=== Given information ===
----

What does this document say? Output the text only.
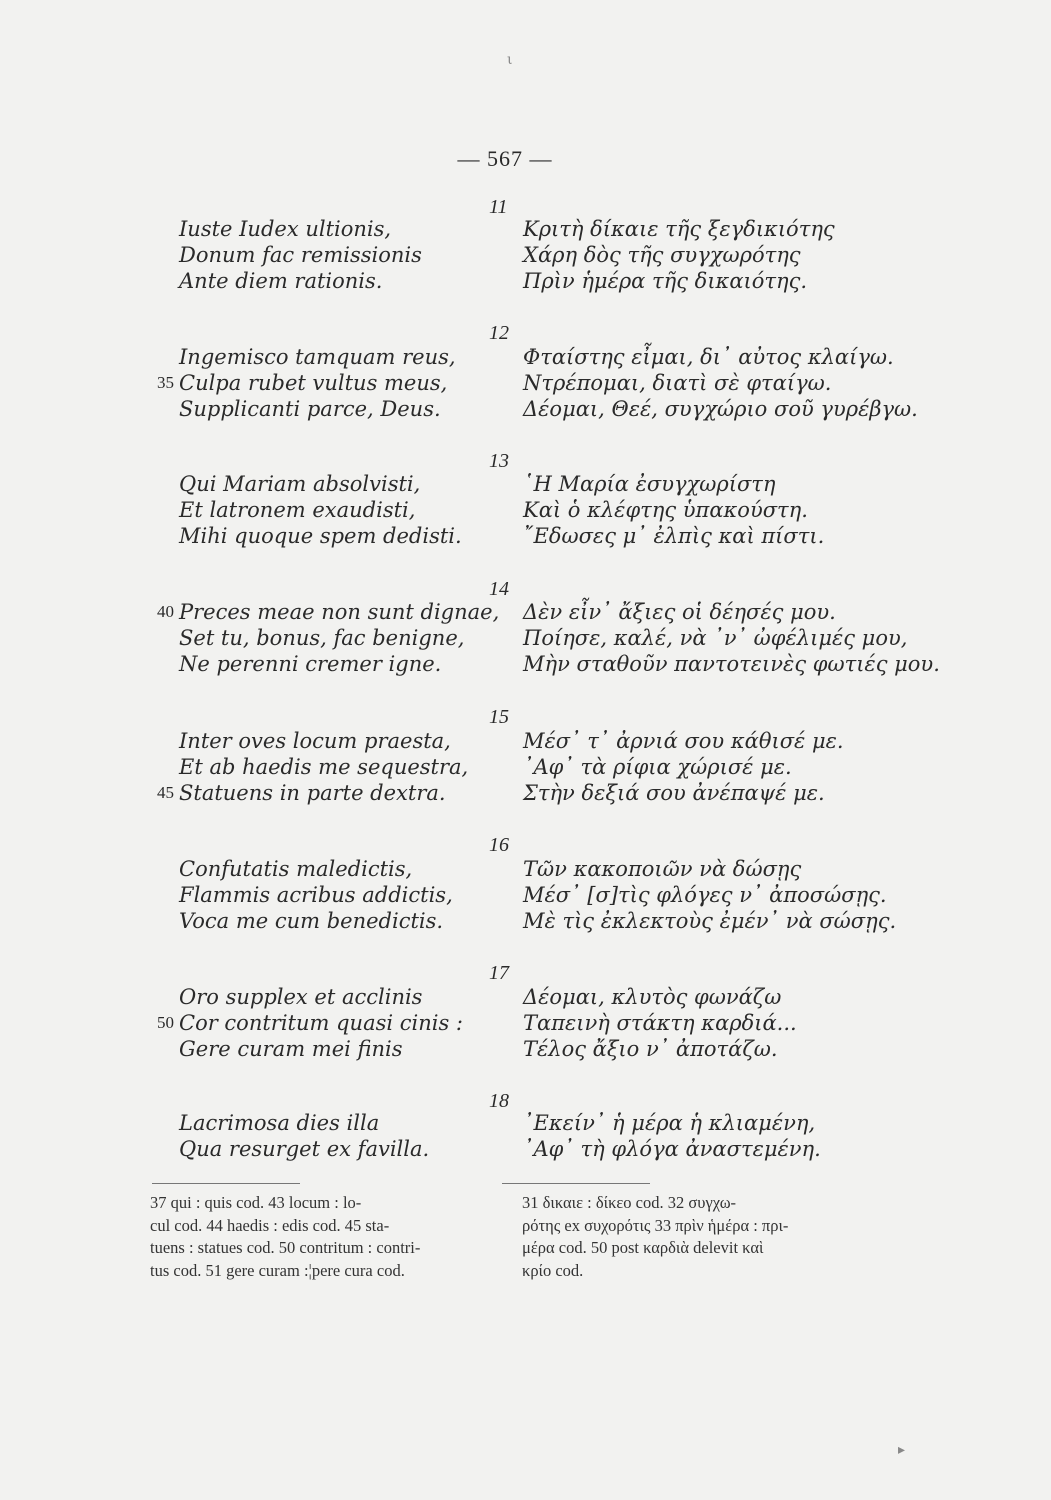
ι
— 567 —
11
Iuste Iudex ultionis,
Donum fac remissionis
Ante diem rationis.
Κριτὴ δίκαιε τῆς ξεγδικιότης
Χάρη δὸς τῆς συγχωρότης
Πρὶν ἡμέρα τῆς δικαιότης.
12
Ingemisco tamquam reus,
35 Culpa rubet vultus meus,
Supplicanti parce, Deus.
Φταίστης εἶμαι, δι᾿ αὐτος κλαίγω.
Ντρέπομαι, διατὶ σὲ φταίγω.
Δέομαι, Θεέ, συγχώριο σοῦ γυρέβγω.
13
Qui Mariam absolvisti,
Et latronem exaudisti,
Mihi quoque spem dedisti.
῾Η Μαρία ἐσυγχωρίστη
Καὶ ὁ κλέφτης ὑπακούστη.
῎Εδωσες μ᾿ ἐλπὶς καὶ πίστι.
14
40 Preces meae non sunt dignae,
Set tu, bonus, fac benigne,
Ne perenni cremer igne.
Δὲν εἶν᾿ ἄξιες οἱ δέησές μου.
Ποίησε, καλέ, νὰ ᾿ν᾿ ὠφέλιμές μου,
Μὴν σταθοῦν παντοτεινὲς φωτιές μου.
15
Inter oves locum praesta,
Et ab haedis me sequestra,
45 Statuens in parte dextra.
Μέσ᾿ τ᾿ ἀρνιά σου κάθισέ με.
᾿Αφ᾿ τὰ ρίφια χώρισέ με.
Στὴν δεξιά σου ἀνέπαψέ με.
16
Confutatis maledictis,
Flammis acribus addictis,
Voca me cum benedictis.
Τῶν κακοποιῶν νὰ δώσῃς
Μέσ᾿ [σ]τὶς φλόγες ν᾿ ἀποσώσῃς.
Μὲ τὶς ἐκλεκτοὺς ἐμέν᾿ νὰ σώσῃς.
17
Oro supplex et acclinis
50 Cor contritum quasi cinis :
Gere curam mei finis
Δέομαι, κλυτὸς φωνάζω
Ταπεινὴ στάκτη καρδιά...
Τέλος ἄξιο ν᾿ ἀποτάζω.
18
Lacrimosa dies illa
Qua resurget ex favilla.
᾿Εκείν᾿ ἡ μέρα ἡ κλιαμένη,
᾿Αφ᾿ τὴ φλόγα ἀναστεμένη.
37 qui : quis cod. 43 locum : lo-
cul cod. 44 haedis : edis cod. 45 sta-
tuens : statues cod. 50 contritum : contri-
tus cod. 51 gere curam :¦pere cura cod.
31 δικαιε : δίκεο cod. 32 συγχω-
ρότης ex συχορότις 33 πρὶν ἡμέρα : πρι-
μέρα cod. 50 post καρδιὰ delevit καὶ
κρίο cod.
▸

----

=== Directions for this task ===
Quote every entry exactly, with the pictures omitted.

=== Expected answer ===
What does this document say? Output the text only.
ι
— 567 —
11
Iuste Iudex ultionis,
Donum fac remissionis
Ante diem rationis.
Κριτὴ δίκαιε τῆς ξεγδικιότης
Χάρη δὸς τῆς συγχωρότης
Πρὶν ἡμέρα τῆς δικαιότης.
12
Ingemisco tamquam reus,
35 Culpa rubet vultus meus,
Supplicanti parce, Deus.
Φταίστης εἶμαι, δι᾿ αὐτος κλαίγω.
Ντρέπομαι, διατὶ σὲ φταίγω.
Δέομαι, Θεέ, συγχώριο σοῦ γυρέβγω.
13
Qui Mariam absolvisti,
Et latronem exaudisti,
Mihi quoque spem dedisti.
῾Η Μαρία ἐσυγχωρίστη
Καὶ ὁ κλέφτης ὑπακούστη.
῎Εδωσες μ᾿ ἐλπὶς καὶ πίστι.
14
40 Preces meae non sunt dignae,
Set tu, bonus, fac benigne,
Ne perenni cremer igne.
Δὲν εἶν᾿ ἄξιες οἱ δέησές μου.
Ποίησε, καλέ, νὰ ᾿ν᾿ ὠφέλιμές μου,
Μὴν σταθοῦν παντοτεινὲς φωτιές μου.
15
Inter oves locum praesta,
Et ab haedis me sequestra,
45 Statuens in parte dextra.
Μέσ᾿ τ᾿ ἀρνιά σου κάθισέ με.
᾿Αφ᾿ τὰ ρίφια χώρισέ με.
Στὴν δεξιά σου ἀνέπαψέ με.
16
Confutatis maledictis,
Flammis acribus addictis,
Voca me cum benedictis.
Τῶν κακοποιῶν νὰ δώσῃς
Μέσ᾿ [σ]τὶς φλόγες ν᾿ ἀποσώσῃς.
Μὲ τὶς ἐκλεκτοὺς ἐμέν᾿ νὰ σώσῃς.
17
Oro supplex et acclinis
50 Cor contritum quasi cinis :
Gere curam mei finis
Δέομαι, κλυτὸς φωνάζω
Ταπεινὴ στάκτη καρδιά...
Τέλος ἄξιο ν᾿ ἀποτάζω.
18
Lacrimosa dies illa
Qua resurget ex favilla.
᾿Εκείν᾿ ἡ μέρα ἡ κλιαμένη,
᾿Αφ᾿ τὴ φλόγα ἀναστεμένη.
37 qui : quis cod. 43 locum : lo-
cul cod. 44 haedis : edis cod. 45 sta-
tuens : statues cod. 50 contritum : contri-
tus cod. 51 gere curam :¦pere cura cod.
31 δικαιε : δίκεο cod. 32 συγχω-
ρότης ex συχορότις 33 πρὶν ἡμέρα : πρι-
μέρα cod. 50 post καρδιὰ delevit καὶ
κρίο cod.
▸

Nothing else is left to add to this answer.